Saved data entries
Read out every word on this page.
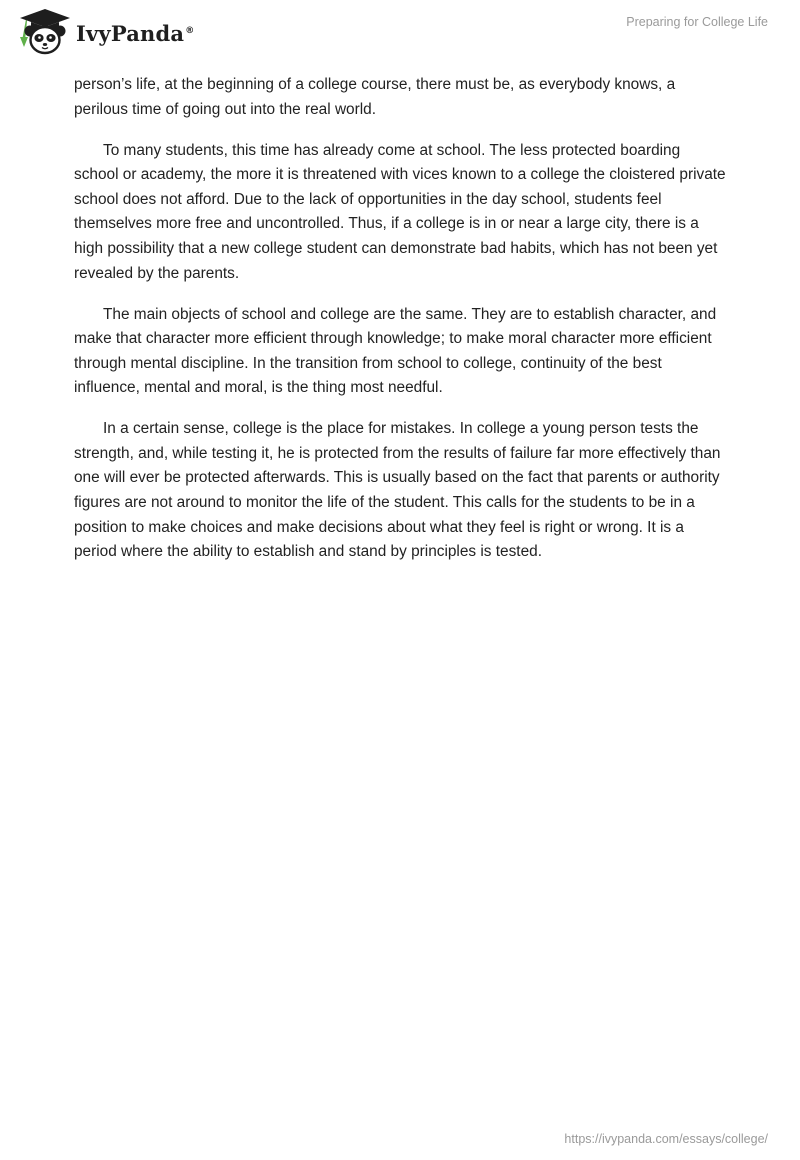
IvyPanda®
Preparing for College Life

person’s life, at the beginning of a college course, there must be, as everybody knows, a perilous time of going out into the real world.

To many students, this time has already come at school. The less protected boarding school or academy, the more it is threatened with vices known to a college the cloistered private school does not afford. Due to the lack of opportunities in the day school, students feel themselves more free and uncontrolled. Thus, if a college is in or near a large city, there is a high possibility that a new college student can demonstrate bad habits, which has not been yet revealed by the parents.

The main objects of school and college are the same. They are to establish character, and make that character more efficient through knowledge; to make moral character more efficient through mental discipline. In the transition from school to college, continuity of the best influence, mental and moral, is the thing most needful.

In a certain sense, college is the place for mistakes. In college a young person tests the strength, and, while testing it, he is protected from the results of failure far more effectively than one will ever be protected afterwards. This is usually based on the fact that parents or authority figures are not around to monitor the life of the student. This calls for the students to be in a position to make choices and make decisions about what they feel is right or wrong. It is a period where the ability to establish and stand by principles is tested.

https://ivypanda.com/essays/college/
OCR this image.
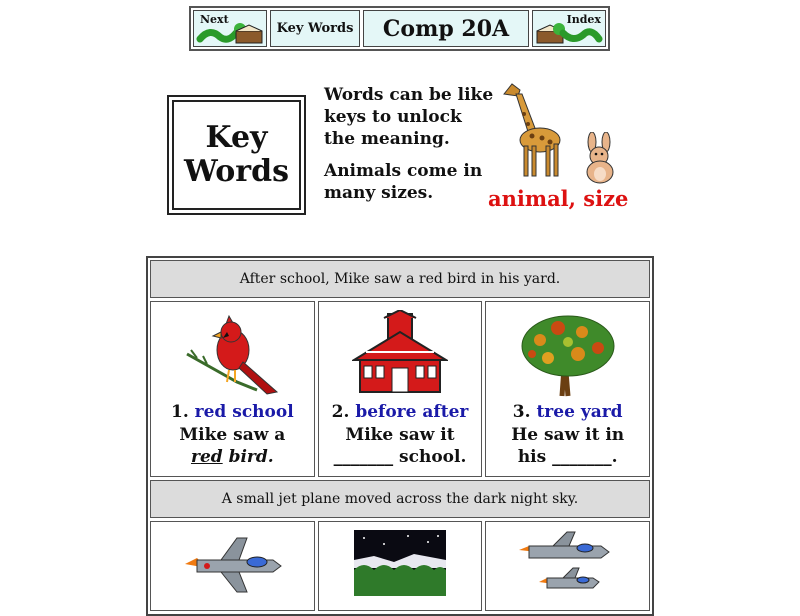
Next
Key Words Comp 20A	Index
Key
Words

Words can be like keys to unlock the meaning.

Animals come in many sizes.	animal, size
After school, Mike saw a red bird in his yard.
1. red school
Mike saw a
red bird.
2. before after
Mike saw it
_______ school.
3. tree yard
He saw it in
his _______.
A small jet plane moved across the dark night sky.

WHAT IS ASKED:
The lines to write out run from the one containing "OCR this image." through the final line of the material above, both included; write them out exactly, with no pictures.

RESULT:
OCR this image.
Next
Key Words Comp 20A	Index
Key
Words

Words can be like keys to unlock the meaning.

Animals come in many sizes.	animal, size
After school, Mike saw a red bird in his yard.
1. red school
Mike saw a
red bird.
2. before after
Mike saw it
_______ school.
3. tree yard
He saw it in
his _______.
A small jet plane moved across the dark night sky.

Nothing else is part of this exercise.